§ **Task to complete**
Look through the records and report how many lines include the word "Давление", with no other words.

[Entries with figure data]
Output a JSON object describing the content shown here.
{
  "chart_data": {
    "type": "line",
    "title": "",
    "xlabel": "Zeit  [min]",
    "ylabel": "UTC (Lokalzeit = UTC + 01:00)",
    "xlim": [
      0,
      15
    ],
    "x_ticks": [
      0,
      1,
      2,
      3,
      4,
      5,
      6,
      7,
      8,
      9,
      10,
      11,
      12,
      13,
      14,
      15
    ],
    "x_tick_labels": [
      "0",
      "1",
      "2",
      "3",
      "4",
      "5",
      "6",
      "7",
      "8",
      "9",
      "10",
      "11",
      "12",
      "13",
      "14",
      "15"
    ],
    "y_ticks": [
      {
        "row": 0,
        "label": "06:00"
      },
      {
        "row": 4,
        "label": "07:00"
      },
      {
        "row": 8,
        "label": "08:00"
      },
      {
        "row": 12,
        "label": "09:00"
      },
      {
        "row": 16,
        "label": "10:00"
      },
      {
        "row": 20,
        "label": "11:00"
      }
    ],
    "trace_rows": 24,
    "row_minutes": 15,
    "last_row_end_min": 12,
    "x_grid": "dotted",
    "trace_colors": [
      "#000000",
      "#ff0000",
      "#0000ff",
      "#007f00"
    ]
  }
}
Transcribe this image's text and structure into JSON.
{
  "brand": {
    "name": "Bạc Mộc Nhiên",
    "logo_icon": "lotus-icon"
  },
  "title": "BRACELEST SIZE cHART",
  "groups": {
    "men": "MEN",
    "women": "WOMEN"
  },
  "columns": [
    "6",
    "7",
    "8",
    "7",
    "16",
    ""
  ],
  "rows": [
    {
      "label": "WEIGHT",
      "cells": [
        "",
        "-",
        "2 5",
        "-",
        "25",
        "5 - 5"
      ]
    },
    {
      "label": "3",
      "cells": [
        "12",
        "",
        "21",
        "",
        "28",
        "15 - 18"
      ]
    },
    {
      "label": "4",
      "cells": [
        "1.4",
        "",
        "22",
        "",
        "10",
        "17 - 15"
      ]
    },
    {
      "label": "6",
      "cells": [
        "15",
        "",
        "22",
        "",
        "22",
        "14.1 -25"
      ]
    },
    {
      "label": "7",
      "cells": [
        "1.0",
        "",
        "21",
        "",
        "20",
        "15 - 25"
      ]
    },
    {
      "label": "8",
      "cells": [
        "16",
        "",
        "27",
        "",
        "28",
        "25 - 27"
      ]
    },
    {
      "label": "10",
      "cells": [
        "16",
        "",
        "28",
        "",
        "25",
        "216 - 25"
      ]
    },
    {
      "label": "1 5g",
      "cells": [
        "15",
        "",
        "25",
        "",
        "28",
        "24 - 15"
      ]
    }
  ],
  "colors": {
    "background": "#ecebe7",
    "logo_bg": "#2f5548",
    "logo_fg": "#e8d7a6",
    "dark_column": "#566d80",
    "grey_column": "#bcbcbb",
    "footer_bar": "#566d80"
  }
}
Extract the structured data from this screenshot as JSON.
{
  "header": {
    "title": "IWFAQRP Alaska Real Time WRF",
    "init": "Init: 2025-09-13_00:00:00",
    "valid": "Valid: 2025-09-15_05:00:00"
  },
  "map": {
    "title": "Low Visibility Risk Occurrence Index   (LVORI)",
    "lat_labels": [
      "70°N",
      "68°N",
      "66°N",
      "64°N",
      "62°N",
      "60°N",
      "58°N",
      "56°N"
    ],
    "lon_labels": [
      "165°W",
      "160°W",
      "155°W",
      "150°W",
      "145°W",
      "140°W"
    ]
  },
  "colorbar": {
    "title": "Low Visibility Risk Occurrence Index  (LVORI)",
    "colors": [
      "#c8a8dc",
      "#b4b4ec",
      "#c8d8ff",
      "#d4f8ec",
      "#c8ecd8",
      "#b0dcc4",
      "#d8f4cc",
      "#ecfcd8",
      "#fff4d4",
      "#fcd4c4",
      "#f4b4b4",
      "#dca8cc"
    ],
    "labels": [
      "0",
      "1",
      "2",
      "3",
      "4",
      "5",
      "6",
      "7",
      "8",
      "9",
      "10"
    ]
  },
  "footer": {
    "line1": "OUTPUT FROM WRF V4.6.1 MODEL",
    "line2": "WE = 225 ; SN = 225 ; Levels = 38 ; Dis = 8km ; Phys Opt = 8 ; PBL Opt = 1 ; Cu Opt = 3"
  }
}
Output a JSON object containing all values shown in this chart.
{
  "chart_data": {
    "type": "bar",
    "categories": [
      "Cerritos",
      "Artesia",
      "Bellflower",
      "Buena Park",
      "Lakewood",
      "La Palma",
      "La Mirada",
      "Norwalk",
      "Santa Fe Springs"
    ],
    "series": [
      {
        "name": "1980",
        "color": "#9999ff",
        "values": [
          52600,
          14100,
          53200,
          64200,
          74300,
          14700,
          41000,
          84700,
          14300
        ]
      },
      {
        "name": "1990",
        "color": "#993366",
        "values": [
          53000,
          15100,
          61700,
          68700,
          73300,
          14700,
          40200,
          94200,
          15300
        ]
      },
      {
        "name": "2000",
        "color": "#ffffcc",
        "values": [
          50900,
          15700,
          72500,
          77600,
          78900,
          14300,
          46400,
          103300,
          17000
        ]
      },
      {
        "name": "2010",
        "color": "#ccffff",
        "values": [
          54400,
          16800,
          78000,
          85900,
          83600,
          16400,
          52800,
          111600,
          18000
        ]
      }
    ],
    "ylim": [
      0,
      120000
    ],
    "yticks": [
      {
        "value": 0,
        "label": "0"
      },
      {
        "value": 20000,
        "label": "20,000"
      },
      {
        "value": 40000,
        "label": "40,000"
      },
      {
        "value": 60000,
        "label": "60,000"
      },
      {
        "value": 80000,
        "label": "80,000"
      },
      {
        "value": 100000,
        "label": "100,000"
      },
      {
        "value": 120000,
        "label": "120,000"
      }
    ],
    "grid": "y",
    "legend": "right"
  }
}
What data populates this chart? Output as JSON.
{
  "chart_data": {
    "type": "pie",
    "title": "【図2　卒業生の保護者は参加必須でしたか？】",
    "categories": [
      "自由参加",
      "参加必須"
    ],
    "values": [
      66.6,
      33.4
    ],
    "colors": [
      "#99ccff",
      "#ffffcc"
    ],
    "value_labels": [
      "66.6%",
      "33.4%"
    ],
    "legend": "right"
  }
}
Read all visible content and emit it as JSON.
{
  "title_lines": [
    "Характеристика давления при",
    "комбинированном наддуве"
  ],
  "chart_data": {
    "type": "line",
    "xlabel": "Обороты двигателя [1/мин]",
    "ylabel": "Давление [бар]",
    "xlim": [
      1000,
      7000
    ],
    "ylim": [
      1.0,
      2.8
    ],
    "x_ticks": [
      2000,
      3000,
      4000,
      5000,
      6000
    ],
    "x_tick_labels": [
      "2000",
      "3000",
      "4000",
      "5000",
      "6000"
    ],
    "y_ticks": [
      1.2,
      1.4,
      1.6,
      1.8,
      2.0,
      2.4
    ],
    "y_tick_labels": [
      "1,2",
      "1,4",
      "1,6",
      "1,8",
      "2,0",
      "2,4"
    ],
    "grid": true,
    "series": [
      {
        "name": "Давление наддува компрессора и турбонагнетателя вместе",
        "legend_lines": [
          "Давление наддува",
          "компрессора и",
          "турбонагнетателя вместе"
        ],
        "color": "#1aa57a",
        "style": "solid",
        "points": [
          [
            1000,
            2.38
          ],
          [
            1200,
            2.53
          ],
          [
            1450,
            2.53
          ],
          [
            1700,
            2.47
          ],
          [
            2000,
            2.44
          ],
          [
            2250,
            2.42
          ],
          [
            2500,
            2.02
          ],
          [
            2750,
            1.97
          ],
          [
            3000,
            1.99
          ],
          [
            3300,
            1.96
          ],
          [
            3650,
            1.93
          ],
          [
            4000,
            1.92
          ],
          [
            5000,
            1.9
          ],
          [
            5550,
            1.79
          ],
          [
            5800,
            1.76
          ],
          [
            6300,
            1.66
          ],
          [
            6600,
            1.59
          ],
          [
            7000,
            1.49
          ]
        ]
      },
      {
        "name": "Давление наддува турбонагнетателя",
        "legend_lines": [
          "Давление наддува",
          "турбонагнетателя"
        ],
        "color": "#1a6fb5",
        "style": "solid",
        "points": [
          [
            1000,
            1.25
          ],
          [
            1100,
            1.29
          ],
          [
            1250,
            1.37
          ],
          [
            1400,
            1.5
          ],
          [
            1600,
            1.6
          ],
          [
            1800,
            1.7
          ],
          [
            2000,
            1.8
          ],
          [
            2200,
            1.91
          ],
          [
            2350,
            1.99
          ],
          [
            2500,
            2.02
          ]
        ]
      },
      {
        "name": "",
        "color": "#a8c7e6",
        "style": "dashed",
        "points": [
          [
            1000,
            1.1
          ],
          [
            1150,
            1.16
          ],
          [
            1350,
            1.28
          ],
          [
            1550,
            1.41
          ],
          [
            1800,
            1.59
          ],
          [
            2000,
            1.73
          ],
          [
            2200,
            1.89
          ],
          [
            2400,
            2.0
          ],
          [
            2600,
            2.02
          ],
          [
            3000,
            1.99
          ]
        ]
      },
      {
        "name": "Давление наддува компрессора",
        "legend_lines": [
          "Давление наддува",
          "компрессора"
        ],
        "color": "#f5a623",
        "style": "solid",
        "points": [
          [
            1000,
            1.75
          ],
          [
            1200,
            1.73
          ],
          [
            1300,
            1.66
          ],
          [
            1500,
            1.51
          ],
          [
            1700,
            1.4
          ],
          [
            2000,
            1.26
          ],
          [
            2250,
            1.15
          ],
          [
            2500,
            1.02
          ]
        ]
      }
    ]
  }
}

§ **Solution to this exercise**
7